--- BEGIN Given data ---

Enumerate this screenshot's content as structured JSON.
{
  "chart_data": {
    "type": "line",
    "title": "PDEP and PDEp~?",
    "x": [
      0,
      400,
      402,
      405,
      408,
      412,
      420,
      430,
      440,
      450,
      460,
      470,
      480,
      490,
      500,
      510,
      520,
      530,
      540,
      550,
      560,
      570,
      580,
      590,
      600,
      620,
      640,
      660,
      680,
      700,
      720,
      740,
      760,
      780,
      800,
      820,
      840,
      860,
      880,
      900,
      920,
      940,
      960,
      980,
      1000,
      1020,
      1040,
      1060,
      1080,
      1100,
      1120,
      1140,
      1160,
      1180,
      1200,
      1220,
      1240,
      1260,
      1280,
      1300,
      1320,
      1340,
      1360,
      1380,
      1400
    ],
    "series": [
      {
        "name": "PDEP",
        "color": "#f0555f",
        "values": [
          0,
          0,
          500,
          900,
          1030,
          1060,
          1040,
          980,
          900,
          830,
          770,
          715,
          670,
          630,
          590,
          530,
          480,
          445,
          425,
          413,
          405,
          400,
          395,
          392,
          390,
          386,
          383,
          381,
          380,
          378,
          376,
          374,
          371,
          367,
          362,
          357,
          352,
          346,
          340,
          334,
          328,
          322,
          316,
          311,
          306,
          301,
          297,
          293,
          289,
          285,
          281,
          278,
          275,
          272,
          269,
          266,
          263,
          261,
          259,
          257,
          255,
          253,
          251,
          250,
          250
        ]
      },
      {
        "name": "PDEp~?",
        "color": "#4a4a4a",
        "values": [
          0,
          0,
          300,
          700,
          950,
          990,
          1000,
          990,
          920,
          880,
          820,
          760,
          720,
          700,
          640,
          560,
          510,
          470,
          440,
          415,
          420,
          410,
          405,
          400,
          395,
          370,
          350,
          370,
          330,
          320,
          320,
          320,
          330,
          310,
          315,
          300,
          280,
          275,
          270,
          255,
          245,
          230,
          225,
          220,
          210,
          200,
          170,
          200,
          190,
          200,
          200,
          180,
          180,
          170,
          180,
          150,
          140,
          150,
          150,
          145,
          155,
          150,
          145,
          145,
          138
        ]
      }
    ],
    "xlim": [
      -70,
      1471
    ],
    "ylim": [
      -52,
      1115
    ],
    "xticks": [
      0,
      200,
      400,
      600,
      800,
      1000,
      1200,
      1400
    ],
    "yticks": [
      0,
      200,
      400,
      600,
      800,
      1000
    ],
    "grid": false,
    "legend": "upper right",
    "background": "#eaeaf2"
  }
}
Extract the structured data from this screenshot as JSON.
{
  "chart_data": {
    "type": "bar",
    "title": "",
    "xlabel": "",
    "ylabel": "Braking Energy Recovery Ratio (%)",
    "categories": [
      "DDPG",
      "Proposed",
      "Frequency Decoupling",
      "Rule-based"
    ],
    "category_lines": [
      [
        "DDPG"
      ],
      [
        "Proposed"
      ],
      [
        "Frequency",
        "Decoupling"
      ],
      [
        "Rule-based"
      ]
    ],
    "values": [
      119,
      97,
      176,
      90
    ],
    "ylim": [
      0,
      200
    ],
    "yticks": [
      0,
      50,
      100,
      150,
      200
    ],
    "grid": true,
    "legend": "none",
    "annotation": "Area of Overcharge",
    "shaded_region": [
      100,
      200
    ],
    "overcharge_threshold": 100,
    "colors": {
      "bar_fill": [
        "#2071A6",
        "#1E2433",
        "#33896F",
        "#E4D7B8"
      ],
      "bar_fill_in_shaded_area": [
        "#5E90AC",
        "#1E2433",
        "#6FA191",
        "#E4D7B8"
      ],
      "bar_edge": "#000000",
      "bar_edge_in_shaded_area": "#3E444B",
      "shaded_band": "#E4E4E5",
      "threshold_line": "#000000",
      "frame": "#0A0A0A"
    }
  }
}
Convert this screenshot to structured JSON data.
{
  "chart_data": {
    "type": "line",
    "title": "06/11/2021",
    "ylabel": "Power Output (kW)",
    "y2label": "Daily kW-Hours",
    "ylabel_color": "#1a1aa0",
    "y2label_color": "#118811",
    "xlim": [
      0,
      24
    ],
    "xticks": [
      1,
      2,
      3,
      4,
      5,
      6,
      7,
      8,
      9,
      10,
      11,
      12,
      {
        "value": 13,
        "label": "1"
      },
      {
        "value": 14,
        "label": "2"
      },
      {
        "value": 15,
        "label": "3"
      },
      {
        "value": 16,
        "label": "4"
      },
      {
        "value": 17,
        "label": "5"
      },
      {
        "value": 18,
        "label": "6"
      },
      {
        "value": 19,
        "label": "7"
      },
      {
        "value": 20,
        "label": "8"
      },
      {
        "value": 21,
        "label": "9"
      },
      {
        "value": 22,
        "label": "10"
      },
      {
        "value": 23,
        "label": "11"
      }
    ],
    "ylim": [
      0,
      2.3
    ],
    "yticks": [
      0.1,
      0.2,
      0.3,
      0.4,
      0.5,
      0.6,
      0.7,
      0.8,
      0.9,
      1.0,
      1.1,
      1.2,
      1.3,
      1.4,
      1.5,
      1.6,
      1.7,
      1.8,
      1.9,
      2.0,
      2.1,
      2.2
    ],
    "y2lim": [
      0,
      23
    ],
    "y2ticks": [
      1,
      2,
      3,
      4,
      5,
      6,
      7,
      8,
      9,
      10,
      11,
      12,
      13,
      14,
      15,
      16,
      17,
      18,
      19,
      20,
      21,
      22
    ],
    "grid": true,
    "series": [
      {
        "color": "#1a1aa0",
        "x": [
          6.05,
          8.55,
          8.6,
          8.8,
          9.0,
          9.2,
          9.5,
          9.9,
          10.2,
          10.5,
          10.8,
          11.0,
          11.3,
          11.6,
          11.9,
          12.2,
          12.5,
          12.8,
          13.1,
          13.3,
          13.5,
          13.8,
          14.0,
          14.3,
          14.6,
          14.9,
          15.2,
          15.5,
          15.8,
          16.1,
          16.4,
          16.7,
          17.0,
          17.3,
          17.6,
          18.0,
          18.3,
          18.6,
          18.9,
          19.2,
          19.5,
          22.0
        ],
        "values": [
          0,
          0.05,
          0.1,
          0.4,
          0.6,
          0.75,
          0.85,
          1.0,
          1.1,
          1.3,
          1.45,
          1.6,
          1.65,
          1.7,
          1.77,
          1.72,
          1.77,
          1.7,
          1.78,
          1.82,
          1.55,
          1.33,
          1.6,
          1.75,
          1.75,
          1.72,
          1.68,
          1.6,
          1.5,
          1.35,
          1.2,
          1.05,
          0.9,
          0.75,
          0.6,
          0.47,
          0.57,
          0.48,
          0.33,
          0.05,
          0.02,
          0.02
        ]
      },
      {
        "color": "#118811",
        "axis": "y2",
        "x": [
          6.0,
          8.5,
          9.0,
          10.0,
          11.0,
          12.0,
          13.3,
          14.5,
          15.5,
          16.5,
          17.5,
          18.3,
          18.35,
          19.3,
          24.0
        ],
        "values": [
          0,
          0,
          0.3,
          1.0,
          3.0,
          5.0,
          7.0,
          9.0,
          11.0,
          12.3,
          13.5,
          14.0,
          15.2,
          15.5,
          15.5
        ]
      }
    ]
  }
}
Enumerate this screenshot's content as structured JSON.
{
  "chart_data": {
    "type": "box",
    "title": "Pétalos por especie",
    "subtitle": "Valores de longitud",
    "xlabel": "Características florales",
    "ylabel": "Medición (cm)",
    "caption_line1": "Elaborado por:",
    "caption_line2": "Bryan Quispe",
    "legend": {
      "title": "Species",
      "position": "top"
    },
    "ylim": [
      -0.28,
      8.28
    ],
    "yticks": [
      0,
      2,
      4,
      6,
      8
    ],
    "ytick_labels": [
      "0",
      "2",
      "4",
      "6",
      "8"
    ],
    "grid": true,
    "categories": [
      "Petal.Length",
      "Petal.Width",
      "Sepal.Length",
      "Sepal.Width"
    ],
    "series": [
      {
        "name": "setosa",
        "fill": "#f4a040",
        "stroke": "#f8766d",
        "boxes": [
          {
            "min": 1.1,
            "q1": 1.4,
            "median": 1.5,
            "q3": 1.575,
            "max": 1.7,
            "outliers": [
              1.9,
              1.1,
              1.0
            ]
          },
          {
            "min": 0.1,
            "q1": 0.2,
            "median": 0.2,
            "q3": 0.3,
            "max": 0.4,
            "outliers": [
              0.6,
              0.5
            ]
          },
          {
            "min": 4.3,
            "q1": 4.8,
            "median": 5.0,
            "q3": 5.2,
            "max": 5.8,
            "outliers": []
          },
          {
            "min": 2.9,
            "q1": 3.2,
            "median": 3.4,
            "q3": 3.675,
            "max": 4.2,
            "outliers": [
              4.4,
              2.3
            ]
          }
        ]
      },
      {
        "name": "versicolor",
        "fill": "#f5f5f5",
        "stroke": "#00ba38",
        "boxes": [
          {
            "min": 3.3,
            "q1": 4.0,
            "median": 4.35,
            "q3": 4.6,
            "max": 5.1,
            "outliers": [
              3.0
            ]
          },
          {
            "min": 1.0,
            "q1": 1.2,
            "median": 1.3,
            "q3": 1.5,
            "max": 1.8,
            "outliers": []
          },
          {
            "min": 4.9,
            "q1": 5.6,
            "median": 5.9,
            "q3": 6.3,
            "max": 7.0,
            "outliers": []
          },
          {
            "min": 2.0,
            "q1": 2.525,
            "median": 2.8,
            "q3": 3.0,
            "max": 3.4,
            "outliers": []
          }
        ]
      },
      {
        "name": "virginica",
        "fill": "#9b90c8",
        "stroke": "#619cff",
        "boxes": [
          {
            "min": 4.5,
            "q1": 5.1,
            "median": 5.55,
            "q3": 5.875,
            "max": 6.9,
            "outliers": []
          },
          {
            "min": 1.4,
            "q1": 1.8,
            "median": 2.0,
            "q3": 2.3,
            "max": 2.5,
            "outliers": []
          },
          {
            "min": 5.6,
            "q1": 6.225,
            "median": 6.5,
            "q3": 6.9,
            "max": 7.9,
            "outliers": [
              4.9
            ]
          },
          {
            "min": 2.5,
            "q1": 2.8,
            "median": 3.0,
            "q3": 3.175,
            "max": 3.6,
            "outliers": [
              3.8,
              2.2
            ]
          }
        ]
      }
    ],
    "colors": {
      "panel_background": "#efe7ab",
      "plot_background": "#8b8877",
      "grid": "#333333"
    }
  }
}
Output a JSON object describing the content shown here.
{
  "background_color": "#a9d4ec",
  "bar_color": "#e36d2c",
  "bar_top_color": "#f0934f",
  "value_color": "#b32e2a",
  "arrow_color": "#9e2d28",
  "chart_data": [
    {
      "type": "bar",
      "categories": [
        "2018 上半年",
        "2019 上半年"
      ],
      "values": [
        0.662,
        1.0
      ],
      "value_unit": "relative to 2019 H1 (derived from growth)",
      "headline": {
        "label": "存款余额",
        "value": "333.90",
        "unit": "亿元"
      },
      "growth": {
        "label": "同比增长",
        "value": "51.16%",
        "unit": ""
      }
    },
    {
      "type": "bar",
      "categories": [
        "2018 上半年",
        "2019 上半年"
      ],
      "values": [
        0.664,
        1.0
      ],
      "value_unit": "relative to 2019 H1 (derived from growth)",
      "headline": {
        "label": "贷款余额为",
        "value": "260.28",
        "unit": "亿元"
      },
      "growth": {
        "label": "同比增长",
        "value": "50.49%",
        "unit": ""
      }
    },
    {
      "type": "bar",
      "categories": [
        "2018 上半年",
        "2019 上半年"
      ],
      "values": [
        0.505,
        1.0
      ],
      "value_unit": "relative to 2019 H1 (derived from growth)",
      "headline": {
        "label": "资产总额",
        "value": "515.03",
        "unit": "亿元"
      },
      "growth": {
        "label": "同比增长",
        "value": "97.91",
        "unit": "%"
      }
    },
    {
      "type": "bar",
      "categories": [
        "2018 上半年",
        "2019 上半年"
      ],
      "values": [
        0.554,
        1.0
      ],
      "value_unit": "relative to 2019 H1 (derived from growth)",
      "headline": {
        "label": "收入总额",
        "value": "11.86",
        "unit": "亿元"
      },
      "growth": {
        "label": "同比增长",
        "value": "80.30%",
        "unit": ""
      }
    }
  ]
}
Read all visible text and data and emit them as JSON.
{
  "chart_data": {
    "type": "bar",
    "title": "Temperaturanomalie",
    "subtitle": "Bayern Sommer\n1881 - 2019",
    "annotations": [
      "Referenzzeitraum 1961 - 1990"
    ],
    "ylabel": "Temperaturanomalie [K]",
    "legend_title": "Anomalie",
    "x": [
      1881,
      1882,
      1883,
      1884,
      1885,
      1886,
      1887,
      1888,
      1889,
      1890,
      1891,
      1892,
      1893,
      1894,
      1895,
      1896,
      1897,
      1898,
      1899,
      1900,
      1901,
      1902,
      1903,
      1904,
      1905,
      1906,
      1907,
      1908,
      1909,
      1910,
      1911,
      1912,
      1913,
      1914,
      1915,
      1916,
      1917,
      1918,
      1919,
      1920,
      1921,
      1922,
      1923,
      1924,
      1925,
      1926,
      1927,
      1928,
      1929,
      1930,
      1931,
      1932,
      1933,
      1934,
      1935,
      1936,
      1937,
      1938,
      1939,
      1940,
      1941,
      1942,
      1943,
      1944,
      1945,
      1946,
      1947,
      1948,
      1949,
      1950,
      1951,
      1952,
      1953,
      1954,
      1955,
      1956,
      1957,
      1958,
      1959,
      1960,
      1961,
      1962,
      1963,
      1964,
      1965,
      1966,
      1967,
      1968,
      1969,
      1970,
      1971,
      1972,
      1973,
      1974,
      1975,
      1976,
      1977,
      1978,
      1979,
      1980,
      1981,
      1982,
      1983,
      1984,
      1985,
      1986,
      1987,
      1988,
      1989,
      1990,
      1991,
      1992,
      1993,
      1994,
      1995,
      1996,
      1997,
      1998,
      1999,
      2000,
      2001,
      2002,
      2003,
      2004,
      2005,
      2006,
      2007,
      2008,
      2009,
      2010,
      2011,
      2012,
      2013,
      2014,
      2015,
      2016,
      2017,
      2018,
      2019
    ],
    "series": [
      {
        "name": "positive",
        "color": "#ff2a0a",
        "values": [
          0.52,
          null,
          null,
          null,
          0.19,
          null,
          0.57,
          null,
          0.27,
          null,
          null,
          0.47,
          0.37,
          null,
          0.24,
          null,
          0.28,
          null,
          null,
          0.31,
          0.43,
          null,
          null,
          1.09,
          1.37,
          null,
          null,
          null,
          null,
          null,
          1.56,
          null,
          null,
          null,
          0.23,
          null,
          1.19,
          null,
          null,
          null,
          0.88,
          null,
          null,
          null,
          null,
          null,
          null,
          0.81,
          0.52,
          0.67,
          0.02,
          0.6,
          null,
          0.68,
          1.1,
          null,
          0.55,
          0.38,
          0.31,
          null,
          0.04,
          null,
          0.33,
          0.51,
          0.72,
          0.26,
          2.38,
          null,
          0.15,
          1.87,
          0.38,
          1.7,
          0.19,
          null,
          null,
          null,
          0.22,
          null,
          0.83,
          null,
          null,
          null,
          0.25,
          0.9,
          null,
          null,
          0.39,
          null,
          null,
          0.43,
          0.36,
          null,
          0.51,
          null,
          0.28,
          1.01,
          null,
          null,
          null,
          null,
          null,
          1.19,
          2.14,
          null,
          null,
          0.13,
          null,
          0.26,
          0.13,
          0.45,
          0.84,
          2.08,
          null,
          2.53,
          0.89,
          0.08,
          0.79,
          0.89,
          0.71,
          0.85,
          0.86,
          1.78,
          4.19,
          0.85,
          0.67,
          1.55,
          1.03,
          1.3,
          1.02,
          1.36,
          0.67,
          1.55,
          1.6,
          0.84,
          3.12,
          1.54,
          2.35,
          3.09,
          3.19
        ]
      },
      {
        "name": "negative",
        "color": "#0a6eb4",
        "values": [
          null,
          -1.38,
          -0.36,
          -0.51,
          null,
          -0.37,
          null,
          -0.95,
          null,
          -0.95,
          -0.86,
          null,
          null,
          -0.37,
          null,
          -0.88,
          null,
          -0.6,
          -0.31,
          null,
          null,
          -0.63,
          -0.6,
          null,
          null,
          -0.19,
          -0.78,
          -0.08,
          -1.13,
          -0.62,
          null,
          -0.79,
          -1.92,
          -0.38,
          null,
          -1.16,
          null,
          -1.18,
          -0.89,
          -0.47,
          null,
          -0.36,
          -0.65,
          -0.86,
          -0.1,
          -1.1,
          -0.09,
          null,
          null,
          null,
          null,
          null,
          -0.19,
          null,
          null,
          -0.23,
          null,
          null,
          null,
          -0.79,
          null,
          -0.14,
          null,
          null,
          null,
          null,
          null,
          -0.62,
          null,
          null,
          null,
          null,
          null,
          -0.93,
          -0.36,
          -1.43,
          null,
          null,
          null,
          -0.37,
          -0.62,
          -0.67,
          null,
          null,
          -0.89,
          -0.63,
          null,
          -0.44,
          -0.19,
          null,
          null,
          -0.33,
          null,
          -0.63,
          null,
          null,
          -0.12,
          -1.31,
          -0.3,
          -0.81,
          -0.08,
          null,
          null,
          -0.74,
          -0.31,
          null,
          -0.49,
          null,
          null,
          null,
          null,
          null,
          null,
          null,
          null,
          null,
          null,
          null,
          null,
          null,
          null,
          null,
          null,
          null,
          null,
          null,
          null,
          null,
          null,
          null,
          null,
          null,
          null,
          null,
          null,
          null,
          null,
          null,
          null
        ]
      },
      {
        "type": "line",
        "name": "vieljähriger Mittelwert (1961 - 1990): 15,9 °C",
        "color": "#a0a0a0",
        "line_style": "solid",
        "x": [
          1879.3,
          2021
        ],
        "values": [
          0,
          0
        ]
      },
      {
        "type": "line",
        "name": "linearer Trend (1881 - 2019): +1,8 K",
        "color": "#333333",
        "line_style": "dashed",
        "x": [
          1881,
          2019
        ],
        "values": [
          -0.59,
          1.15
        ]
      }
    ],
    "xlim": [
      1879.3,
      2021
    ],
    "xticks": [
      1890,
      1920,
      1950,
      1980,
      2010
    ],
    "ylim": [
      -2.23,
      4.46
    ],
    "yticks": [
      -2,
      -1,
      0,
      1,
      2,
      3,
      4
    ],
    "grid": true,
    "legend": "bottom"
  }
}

--- END Given data ---

Lines that hold "xlabel" are the ones to copy; find all of them.

    "xlabel": "",
    "xlabel": "Características florales",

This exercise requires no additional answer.